> [Task objective] Reproduce each of the following rows word for word.

---------- Record excerpts ----------

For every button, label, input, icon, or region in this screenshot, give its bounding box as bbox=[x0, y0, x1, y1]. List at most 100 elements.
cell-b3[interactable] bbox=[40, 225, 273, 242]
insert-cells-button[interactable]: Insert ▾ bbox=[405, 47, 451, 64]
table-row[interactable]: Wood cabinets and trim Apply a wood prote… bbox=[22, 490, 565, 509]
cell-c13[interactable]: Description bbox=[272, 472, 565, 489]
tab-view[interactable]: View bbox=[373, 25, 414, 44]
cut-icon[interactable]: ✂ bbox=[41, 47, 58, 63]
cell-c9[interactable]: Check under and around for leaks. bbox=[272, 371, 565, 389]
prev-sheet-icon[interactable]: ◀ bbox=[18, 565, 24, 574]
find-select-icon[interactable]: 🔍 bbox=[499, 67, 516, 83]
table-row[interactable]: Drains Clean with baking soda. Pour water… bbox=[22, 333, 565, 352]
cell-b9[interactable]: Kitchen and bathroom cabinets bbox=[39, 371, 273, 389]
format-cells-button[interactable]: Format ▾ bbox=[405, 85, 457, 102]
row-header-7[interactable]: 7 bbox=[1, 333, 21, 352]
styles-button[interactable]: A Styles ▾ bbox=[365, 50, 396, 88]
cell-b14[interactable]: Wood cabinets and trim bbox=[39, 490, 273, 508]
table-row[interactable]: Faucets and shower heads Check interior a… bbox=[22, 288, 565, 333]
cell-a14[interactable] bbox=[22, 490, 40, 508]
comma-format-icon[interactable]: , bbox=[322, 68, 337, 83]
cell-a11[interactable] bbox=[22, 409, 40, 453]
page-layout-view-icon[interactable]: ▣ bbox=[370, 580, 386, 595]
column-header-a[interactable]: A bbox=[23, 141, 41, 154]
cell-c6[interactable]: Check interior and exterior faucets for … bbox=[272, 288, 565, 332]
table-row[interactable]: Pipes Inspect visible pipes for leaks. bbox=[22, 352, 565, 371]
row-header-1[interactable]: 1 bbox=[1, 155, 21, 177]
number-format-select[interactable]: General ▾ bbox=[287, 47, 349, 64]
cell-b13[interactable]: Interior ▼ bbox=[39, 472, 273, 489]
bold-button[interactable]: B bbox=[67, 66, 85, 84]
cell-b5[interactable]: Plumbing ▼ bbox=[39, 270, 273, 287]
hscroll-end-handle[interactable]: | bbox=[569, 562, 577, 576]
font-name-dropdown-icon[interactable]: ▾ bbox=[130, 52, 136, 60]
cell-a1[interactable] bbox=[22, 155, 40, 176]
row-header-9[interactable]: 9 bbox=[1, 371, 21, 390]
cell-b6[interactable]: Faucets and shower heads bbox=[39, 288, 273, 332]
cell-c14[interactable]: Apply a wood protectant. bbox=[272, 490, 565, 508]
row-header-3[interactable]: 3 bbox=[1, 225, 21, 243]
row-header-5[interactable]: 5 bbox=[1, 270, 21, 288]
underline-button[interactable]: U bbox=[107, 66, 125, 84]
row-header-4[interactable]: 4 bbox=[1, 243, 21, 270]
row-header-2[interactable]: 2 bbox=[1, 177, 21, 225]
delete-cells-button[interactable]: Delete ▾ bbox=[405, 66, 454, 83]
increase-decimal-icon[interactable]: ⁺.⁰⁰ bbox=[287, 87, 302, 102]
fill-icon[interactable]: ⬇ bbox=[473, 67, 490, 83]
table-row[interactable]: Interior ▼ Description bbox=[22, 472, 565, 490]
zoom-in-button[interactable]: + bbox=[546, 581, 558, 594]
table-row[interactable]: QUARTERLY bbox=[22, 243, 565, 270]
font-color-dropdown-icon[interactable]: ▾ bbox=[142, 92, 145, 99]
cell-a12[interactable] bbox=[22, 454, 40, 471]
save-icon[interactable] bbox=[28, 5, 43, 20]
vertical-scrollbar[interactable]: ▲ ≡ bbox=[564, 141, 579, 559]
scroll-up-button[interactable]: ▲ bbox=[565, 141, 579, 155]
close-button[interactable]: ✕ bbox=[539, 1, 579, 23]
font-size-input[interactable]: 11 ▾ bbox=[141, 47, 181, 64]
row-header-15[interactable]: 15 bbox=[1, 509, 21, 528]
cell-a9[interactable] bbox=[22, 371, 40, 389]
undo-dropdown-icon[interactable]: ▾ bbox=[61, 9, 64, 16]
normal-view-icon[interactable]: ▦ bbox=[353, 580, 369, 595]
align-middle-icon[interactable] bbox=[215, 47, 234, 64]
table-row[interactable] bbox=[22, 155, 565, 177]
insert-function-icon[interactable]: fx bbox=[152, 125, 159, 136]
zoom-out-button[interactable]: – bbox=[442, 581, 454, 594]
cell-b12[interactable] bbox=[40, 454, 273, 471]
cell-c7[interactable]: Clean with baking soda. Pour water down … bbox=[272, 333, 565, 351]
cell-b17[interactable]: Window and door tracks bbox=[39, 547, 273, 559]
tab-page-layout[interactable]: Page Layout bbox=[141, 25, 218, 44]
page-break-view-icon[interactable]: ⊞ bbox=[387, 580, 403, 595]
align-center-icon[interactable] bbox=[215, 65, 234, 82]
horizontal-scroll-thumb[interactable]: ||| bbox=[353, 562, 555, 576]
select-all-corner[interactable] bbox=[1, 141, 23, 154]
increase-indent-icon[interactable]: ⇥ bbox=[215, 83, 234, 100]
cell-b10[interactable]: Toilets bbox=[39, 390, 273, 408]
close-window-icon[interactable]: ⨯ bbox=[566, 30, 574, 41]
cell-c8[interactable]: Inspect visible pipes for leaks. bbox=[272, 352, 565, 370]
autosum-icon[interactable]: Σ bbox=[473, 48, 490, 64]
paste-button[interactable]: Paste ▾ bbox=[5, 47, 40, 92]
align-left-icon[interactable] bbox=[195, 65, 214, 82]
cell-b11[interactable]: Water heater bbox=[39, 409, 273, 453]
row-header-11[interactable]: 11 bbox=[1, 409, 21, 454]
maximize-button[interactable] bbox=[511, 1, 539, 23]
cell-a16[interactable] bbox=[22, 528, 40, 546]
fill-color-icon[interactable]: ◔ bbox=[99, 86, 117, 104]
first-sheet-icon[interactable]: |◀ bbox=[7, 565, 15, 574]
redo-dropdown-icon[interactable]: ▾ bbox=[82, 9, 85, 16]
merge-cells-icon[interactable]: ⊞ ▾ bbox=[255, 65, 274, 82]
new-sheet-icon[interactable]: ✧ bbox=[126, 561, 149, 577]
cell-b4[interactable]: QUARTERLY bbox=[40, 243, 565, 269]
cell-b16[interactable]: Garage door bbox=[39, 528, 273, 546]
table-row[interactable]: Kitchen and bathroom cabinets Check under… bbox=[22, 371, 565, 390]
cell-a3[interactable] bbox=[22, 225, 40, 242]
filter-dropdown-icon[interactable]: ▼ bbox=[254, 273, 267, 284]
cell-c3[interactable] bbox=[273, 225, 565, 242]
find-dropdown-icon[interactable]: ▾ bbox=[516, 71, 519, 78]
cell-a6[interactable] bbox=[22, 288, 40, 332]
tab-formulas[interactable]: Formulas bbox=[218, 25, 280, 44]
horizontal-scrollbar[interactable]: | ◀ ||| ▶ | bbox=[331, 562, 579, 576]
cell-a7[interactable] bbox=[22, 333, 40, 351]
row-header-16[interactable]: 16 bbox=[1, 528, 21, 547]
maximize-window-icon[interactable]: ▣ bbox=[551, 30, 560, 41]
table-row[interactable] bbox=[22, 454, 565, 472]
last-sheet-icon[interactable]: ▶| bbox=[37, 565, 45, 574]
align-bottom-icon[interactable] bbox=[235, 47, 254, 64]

----------

> [Solution to this task]
For every button, label, input, icon, or region in this screenshot, give its bounding box as bbox=[x0, y0, x1, y1]. List at most 100 elements.
cell-b3[interactable] bbox=[40, 225, 273, 242]
insert-cells-button[interactable]: Insert ▾ bbox=[405, 47, 451, 64]
table-row[interactable]: Wood cabinets and trim Apply a wood prote… bbox=[22, 490, 565, 509]
cell-c13[interactable]: Description bbox=[272, 472, 565, 489]
tab-view[interactable]: View bbox=[373, 25, 414, 44]
cut-icon[interactable]: ✂ bbox=[41, 47, 58, 63]
cell-c9[interactable]: Check under and around for leaks. bbox=[272, 371, 565, 389]
prev-sheet-icon[interactable]: ◀ bbox=[18, 565, 24, 574]
find-select-icon[interactable]: 🔍 bbox=[499, 67, 516, 83]
table-row[interactable]: Drains Clean with baking soda. Pour water… bbox=[22, 333, 565, 352]
cell-b9[interactable]: Kitchen and bathroom cabinets bbox=[39, 371, 273, 389]
format-cells-button[interactable]: Format ▾ bbox=[405, 85, 457, 102]
row-header-7[interactable]: 7 bbox=[1, 333, 21, 352]
styles-button[interactable]: A Styles ▾ bbox=[365, 50, 396, 88]
cell-b14[interactable]: Wood cabinets and trim bbox=[39, 490, 273, 508]
table-row[interactable]: Faucets and shower heads Check interior a… bbox=[22, 288, 565, 333]
cell-a14[interactable] bbox=[22, 490, 40, 508]
comma-format-icon[interactable]: , bbox=[322, 68, 337, 83]
cell-a11[interactable] bbox=[22, 409, 40, 453]
page-layout-view-icon[interactable]: ▣ bbox=[370, 580, 386, 595]
column-header-a[interactable]: A bbox=[23, 141, 41, 154]
cell-c6[interactable]: Check interior and exterior faucets for … bbox=[272, 288, 565, 332]
table-row[interactable]: Pipes Inspect visible pipes for leaks. bbox=[22, 352, 565, 371]
row-header-1[interactable]: 1 bbox=[1, 155, 21, 177]
number-format-select[interactable]: General ▾ bbox=[287, 47, 349, 64]
cell-b13[interactable]: Interior ▼ bbox=[39, 472, 273, 489]
bold-button[interactable]: B bbox=[67, 66, 85, 84]
cell-b5[interactable]: Plumbing ▼ bbox=[39, 270, 273, 287]
hscroll-end-handle[interactable]: | bbox=[569, 562, 577, 576]
font-name-dropdown-icon[interactable]: ▾ bbox=[130, 52, 136, 60]
cell-a1[interactable] bbox=[22, 155, 40, 176]
row-header-9[interactable]: 9 bbox=[1, 371, 21, 390]
cell-b6[interactable]: Faucets and shower heads bbox=[39, 288, 273, 332]
cell-c14[interactable]: Apply a wood protectant. bbox=[272, 490, 565, 508]
row-header-3[interactable]: 3 bbox=[1, 225, 21, 243]
row-header-5[interactable]: 5 bbox=[1, 270, 21, 288]
underline-button[interactable]: U bbox=[107, 66, 125, 84]
row-header-4[interactable]: 4 bbox=[1, 243, 21, 270]
row-header-2[interactable]: 2 bbox=[1, 177, 21, 225]
delete-cells-button[interactable]: Delete ▾ bbox=[405, 66, 454, 83]
increase-decimal-icon[interactable]: ⁺.⁰⁰ bbox=[287, 87, 302, 102]
fill-icon[interactable]: ⬇ bbox=[473, 67, 490, 83]
table-row[interactable]: Interior ▼ Description bbox=[22, 472, 565, 490]
zoom-in-button[interactable]: + bbox=[546, 581, 558, 594]
table-row[interactable]: QUARTERLY bbox=[22, 243, 565, 270]
font-color-dropdown-icon[interactable]: ▾ bbox=[142, 92, 145, 99]
cell-a12[interactable] bbox=[22, 454, 40, 471]
save-icon[interactable] bbox=[28, 5, 43, 20]
vertical-scrollbar[interactable]: ▲ ≡ bbox=[564, 141, 579, 559]
scroll-up-button[interactable]: ▲ bbox=[565, 141, 579, 155]
close-button[interactable]: ✕ bbox=[539, 1, 579, 23]
font-size-input[interactable]: 11 ▾ bbox=[141, 47, 181, 64]
row-header-15[interactable]: 15 bbox=[1, 509, 21, 528]
cell-a9[interactable] bbox=[22, 371, 40, 389]
undo-dropdown-icon[interactable]: ▾ bbox=[61, 9, 64, 16]
normal-view-icon[interactable]: ▦ bbox=[353, 580, 369, 595]
align-middle-icon[interactable] bbox=[215, 47, 234, 64]
table-row[interactable] bbox=[22, 155, 565, 177]
insert-function-icon[interactable]: fx bbox=[152, 125, 159, 136]
zoom-out-button[interactable]: – bbox=[442, 581, 454, 594]
cell-b12[interactable] bbox=[40, 454, 273, 471]
cell-c7[interactable]: Clean with baking soda. Pour water down … bbox=[272, 333, 565, 351]
cell-b17[interactable]: Window and door tracks bbox=[39, 547, 273, 559]
tab-page-layout[interactable]: Page Layout bbox=[141, 25, 218, 44]
page-break-view-icon[interactable]: ⊞ bbox=[387, 580, 403, 595]
align-center-icon[interactable] bbox=[215, 65, 234, 82]
horizontal-scroll-thumb[interactable]: ||| bbox=[353, 562, 555, 576]
select-all-corner[interactable] bbox=[1, 141, 23, 154]
increase-indent-icon[interactable]: ⇥ bbox=[215, 83, 234, 100]
cell-b10[interactable]: Toilets bbox=[39, 390, 273, 408]
close-window-icon[interactable]: ⨯ bbox=[566, 30, 574, 41]
cell-c8[interactable]: Inspect visible pipes for leaks. bbox=[272, 352, 565, 370]
autosum-icon[interactable]: Σ bbox=[473, 48, 490, 64]
paste-button[interactable]: Paste ▾ bbox=[5, 47, 40, 92]
align-left-icon[interactable] bbox=[195, 65, 214, 82]
cell-b11[interactable]: Water heater bbox=[39, 409, 273, 453]
row-header-11[interactable]: 11 bbox=[1, 409, 21, 454]
maximize-button[interactable] bbox=[511, 1, 539, 23]
cell-a16[interactable] bbox=[22, 528, 40, 546]
fill-color-icon[interactable]: ◔ bbox=[99, 86, 117, 104]
first-sheet-icon[interactable]: |◀ bbox=[7, 565, 15, 574]
redo-dropdown-icon[interactable]: ▾ bbox=[82, 9, 85, 16]
merge-cells-icon[interactable]: ⊞ ▾ bbox=[255, 65, 274, 82]
new-sheet-icon[interactable]: ✧ bbox=[126, 561, 149, 577]
cell-b4[interactable]: QUARTERLY bbox=[40, 243, 565, 269]
cell-b16[interactable]: Garage door bbox=[39, 528, 273, 546]
table-row[interactable]: Kitchen and bathroom cabinets Check under… bbox=[22, 371, 565, 390]
cell-a3[interactable] bbox=[22, 225, 40, 242]
filter-dropdown-icon[interactable]: ▼ bbox=[254, 273, 267, 284]
cell-c3[interactable] bbox=[273, 225, 565, 242]
find-dropdown-icon[interactable]: ▾ bbox=[516, 71, 519, 78]
cell-a6[interactable] bbox=[22, 288, 40, 332]
tab-formulas[interactable]: Formulas bbox=[218, 25, 280, 44]
horizontal-scrollbar[interactable]: | ◀ ||| ▶ | bbox=[331, 562, 579, 576]
cell-a7[interactable] bbox=[22, 333, 40, 351]
row-header-16[interactable]: 16 bbox=[1, 528, 21, 547]
maximize-window-icon[interactable]: ▣ bbox=[551, 30, 560, 41]
table-row[interactable] bbox=[22, 454, 565, 472]
last-sheet-icon[interactable]: ▶| bbox=[37, 565, 45, 574]
align-bottom-icon[interactable] bbox=[235, 47, 254, 64]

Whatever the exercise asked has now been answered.